## [Structured figure records]
#####
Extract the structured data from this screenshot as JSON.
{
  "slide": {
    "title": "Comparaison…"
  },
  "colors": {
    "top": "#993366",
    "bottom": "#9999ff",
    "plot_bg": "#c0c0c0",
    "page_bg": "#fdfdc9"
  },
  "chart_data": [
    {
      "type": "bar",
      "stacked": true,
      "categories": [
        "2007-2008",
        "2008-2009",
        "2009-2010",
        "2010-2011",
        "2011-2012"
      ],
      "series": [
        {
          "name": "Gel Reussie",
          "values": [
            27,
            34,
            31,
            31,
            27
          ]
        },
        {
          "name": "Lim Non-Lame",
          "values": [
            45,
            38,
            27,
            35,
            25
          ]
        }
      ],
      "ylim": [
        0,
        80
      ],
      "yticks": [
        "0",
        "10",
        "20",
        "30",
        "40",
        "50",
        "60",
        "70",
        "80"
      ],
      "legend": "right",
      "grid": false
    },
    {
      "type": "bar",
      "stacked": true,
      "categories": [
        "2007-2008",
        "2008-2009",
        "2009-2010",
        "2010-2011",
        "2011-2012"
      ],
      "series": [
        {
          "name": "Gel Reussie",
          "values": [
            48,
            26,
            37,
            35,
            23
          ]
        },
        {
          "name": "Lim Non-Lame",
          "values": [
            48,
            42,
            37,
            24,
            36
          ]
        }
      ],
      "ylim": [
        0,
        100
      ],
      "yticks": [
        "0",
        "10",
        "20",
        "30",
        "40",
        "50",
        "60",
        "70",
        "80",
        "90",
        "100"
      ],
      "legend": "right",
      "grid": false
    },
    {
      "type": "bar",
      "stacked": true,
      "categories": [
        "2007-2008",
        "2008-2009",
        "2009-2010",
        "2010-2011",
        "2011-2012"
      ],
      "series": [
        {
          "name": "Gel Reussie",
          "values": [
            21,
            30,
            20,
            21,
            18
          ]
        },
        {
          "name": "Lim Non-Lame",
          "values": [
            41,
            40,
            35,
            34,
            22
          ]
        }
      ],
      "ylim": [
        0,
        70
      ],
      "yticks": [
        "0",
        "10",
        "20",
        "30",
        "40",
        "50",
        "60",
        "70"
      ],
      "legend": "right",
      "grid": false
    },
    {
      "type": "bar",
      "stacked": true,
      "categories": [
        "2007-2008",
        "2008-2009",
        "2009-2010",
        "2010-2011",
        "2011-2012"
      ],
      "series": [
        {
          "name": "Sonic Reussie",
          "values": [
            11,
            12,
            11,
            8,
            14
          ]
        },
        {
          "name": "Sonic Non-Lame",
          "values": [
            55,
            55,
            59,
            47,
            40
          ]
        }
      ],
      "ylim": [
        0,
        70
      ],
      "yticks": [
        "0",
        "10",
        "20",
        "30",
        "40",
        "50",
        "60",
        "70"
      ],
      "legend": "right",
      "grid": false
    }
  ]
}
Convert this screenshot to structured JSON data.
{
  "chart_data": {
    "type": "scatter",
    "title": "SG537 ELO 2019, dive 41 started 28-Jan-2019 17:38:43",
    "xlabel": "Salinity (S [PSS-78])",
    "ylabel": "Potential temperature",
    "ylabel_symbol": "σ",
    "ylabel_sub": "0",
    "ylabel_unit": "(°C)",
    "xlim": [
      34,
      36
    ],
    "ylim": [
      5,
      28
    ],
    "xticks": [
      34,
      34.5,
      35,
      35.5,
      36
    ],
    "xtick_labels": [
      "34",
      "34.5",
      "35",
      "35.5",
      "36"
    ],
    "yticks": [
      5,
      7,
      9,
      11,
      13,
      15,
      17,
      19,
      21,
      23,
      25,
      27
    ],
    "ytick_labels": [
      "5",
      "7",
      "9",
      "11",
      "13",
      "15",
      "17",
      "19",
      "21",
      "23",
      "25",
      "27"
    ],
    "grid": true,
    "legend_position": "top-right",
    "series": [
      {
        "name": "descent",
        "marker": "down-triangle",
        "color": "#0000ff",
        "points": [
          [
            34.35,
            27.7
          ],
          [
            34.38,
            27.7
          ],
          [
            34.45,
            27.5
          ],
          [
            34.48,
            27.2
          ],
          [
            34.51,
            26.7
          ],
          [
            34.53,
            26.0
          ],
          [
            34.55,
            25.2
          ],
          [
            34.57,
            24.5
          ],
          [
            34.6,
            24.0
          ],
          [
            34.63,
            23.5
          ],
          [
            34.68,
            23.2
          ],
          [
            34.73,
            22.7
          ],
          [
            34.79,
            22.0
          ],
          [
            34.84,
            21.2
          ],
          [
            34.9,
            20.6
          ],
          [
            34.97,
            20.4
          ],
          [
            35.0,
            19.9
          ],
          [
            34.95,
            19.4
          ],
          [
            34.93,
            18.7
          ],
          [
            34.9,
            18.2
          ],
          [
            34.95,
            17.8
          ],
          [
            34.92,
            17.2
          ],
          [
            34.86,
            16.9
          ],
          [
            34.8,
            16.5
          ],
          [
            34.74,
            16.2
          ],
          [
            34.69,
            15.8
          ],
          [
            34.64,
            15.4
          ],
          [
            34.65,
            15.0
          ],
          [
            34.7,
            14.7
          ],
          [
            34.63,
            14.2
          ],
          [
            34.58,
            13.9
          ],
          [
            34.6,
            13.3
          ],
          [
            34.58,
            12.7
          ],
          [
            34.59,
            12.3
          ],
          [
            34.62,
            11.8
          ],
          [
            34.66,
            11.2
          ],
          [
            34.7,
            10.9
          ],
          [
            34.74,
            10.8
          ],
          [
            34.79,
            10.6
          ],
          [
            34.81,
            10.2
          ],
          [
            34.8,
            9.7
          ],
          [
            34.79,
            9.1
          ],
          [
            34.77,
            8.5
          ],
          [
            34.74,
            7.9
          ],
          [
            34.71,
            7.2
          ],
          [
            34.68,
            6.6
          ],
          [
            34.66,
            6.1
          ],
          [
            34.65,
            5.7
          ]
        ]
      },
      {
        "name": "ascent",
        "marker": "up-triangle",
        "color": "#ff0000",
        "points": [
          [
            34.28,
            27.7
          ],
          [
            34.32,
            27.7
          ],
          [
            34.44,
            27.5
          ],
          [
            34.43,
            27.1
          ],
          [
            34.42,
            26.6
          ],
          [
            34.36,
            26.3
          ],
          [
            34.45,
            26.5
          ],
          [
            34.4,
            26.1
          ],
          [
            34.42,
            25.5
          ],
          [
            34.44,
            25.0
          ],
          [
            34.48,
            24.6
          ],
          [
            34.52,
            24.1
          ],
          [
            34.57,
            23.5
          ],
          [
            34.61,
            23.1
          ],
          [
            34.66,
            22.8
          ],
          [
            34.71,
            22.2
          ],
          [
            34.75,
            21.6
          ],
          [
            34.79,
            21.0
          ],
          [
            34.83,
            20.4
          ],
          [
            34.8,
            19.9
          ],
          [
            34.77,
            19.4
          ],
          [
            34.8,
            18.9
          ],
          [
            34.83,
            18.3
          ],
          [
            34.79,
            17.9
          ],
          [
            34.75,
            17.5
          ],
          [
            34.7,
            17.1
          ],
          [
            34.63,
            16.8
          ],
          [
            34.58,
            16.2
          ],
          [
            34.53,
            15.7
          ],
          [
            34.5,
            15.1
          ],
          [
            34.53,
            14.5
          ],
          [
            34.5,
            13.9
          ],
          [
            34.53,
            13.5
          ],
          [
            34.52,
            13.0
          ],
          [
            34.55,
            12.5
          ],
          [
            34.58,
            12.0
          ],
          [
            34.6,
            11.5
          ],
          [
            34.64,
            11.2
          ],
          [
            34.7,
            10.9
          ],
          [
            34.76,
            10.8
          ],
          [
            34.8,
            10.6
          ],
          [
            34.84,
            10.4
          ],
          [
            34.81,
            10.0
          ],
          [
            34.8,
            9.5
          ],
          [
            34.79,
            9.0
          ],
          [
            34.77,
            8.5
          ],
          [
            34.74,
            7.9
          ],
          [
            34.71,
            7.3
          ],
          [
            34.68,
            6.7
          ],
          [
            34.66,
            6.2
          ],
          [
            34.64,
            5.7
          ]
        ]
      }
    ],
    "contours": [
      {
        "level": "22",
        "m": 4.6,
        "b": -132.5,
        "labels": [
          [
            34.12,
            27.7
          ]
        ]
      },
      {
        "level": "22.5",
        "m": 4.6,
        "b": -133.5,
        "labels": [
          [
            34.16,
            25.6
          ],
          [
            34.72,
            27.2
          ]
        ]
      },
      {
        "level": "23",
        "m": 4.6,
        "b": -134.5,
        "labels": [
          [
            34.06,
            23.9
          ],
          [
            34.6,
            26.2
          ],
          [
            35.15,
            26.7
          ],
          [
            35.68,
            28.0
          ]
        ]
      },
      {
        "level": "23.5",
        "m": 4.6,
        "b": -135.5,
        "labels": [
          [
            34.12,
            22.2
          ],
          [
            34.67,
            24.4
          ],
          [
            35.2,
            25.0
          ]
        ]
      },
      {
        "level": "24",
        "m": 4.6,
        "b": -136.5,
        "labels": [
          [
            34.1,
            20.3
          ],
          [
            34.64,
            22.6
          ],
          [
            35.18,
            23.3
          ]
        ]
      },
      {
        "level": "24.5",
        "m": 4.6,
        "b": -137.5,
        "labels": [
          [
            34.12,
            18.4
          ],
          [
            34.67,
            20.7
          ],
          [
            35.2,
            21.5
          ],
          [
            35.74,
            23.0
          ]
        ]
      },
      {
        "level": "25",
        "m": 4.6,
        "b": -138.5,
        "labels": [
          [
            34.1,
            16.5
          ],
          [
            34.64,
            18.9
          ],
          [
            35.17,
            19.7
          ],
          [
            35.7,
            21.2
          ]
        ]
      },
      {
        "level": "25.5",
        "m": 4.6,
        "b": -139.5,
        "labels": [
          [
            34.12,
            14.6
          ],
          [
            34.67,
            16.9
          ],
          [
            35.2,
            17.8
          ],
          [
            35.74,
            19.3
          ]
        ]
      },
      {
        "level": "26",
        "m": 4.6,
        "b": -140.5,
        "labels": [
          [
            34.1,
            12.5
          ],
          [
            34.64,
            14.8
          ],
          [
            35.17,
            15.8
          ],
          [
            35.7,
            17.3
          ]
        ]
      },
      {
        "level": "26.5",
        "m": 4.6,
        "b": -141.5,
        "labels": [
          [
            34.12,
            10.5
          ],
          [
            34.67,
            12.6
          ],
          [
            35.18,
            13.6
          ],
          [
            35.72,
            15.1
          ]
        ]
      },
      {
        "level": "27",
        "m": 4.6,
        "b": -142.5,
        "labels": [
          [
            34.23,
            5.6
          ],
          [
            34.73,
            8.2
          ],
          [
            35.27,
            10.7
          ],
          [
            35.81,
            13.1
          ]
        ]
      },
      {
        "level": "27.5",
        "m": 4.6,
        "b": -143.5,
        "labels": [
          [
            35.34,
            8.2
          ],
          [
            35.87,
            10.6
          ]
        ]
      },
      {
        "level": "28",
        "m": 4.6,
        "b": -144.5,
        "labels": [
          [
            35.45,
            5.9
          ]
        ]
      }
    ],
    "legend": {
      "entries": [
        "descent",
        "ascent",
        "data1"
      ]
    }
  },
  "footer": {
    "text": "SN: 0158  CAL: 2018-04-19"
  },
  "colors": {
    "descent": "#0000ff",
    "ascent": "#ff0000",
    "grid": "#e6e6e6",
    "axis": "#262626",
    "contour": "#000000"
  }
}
#####
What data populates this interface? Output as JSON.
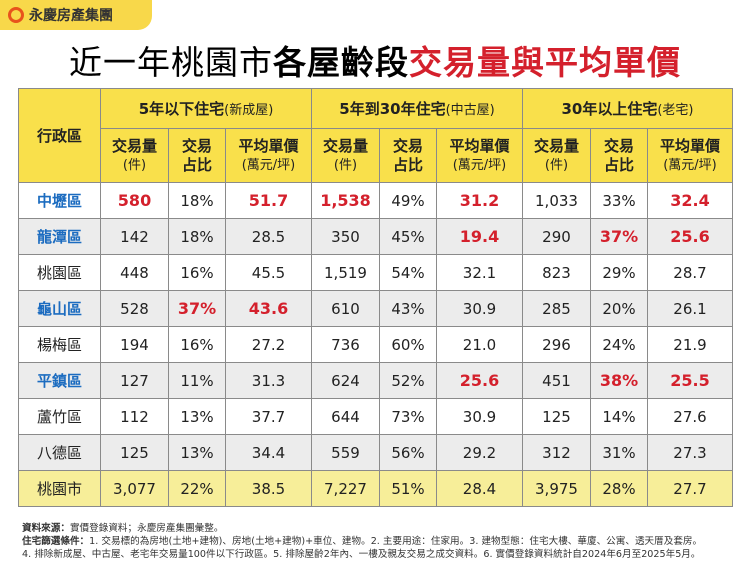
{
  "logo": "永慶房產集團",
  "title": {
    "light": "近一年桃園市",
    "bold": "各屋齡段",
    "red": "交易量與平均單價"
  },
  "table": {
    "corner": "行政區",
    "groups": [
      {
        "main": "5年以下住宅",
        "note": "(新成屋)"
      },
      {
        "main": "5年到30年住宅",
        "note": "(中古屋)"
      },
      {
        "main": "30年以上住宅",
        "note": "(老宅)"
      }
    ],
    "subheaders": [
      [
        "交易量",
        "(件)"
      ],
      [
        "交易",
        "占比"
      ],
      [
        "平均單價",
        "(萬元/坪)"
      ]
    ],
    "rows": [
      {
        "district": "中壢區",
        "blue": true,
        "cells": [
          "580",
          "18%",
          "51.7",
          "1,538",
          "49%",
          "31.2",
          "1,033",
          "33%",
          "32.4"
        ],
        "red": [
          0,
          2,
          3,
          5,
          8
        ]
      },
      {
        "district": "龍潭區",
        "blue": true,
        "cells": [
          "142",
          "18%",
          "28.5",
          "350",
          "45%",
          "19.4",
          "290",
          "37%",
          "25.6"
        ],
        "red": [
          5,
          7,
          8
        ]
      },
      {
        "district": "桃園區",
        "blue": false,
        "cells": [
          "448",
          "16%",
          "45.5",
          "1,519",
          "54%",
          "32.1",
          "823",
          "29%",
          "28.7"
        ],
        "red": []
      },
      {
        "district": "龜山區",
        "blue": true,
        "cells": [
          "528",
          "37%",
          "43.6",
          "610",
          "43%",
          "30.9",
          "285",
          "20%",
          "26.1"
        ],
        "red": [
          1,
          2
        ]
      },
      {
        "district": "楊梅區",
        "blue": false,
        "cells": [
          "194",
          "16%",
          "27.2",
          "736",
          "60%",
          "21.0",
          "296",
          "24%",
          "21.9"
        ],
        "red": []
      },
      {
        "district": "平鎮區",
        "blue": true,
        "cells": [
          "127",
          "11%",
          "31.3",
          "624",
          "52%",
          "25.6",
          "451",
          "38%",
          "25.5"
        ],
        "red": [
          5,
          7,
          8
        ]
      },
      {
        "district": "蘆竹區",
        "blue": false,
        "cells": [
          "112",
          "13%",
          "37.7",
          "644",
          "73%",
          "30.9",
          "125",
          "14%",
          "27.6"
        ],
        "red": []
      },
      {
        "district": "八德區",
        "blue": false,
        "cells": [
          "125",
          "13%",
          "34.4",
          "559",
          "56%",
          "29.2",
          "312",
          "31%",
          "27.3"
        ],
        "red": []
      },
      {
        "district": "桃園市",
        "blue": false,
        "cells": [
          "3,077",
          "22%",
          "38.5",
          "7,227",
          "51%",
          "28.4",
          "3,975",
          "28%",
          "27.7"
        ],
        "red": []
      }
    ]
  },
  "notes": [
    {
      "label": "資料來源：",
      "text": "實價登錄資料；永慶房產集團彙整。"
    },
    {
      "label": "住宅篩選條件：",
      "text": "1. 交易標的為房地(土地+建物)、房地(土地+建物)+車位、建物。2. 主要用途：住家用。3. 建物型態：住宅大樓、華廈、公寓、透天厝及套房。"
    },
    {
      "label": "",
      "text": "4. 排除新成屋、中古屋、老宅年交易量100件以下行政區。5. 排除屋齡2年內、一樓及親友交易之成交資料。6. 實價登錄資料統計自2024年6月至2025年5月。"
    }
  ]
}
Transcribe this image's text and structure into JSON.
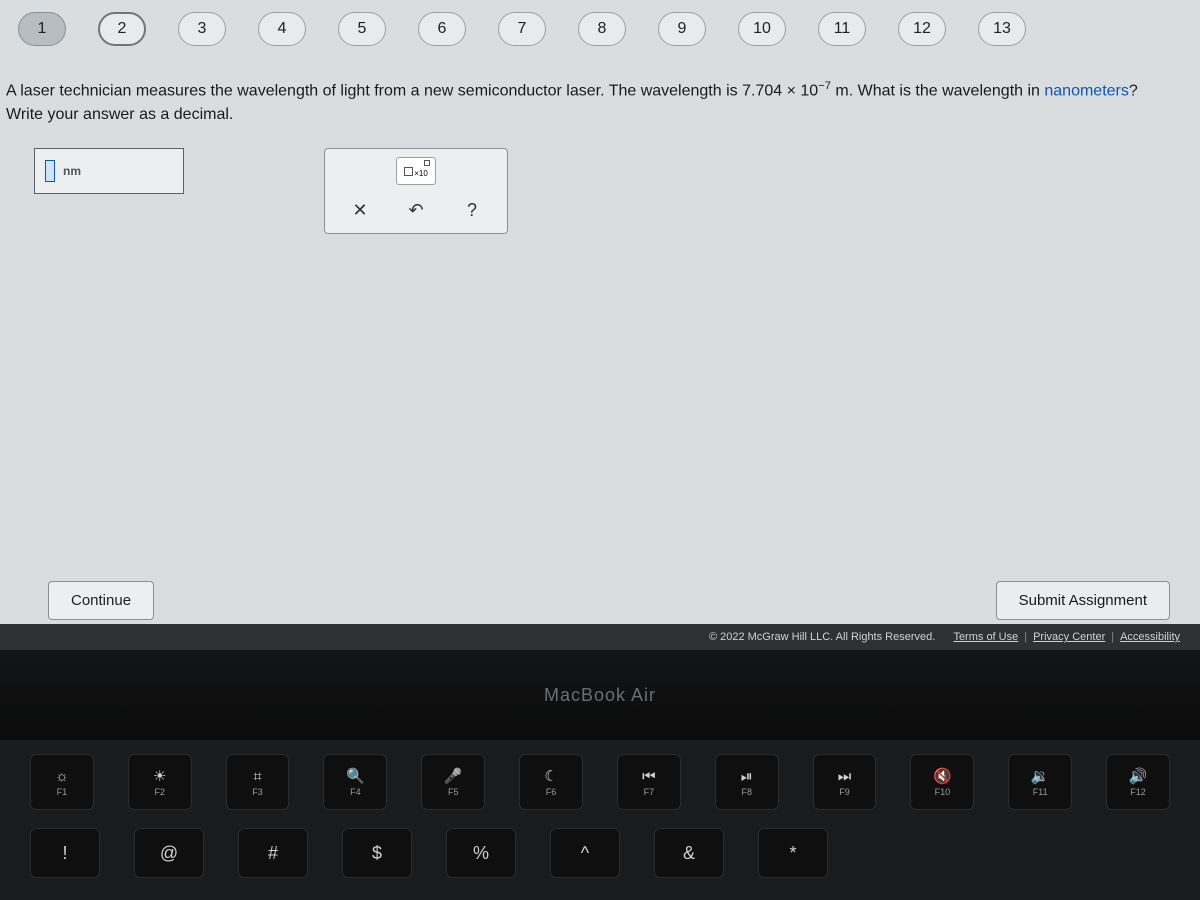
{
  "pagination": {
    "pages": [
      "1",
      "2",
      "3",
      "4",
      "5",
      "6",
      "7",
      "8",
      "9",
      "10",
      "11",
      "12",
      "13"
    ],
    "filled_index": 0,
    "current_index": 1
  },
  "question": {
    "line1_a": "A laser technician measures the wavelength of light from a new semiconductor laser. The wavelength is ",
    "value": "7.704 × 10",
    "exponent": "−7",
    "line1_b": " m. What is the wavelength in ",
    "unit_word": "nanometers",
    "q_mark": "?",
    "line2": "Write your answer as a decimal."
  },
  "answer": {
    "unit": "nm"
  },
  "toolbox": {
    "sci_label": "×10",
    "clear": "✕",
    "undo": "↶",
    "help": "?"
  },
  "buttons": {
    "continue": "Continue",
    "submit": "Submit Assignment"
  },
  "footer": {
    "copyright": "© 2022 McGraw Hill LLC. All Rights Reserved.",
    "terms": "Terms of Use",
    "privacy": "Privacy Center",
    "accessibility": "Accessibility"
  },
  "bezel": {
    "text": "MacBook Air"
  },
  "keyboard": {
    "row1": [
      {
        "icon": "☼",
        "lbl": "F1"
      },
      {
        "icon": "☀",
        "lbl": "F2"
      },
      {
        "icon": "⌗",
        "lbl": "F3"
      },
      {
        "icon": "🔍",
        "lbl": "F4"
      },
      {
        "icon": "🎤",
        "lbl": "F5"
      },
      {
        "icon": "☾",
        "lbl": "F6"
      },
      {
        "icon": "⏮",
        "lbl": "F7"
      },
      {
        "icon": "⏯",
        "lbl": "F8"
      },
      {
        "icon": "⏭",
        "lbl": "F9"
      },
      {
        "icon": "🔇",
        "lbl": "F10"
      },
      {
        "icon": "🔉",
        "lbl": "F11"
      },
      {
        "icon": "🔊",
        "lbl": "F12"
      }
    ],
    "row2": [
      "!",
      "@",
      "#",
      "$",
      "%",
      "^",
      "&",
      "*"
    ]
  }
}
#####
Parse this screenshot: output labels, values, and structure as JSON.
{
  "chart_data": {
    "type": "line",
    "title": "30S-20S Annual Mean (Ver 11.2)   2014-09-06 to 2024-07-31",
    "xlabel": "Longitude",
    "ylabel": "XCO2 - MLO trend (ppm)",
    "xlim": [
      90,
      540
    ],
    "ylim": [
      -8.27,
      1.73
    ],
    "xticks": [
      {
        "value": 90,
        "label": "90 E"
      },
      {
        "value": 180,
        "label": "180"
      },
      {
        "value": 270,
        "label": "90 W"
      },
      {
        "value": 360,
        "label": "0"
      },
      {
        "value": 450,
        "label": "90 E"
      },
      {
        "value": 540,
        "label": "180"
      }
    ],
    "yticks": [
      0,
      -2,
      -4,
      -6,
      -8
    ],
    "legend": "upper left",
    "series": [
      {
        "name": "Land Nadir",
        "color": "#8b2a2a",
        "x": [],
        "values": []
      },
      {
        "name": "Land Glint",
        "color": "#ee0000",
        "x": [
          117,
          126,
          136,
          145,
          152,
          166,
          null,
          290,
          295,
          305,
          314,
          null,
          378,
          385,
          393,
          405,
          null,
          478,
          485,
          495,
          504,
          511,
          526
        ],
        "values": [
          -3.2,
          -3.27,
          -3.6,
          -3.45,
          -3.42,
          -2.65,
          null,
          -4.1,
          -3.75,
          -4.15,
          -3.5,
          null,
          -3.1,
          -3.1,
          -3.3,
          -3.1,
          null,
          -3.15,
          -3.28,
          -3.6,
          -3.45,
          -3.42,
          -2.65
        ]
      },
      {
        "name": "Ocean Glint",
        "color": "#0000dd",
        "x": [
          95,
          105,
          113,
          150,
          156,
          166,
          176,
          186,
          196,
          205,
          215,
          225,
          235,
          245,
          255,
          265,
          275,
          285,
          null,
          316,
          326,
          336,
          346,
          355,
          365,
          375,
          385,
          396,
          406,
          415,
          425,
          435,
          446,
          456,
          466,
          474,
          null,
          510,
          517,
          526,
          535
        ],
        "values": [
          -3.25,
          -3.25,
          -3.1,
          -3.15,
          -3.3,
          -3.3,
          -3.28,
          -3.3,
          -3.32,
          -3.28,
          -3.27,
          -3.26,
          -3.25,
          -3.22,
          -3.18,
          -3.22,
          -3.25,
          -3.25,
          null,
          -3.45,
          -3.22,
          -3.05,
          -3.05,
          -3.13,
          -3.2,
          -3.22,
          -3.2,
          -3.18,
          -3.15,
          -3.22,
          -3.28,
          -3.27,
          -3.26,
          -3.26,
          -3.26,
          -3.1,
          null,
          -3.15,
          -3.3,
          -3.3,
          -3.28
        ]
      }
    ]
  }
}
#####
## [Objective]
In the records above, how many lines contain the string "descent"? State that number only.

## [Written solution]
3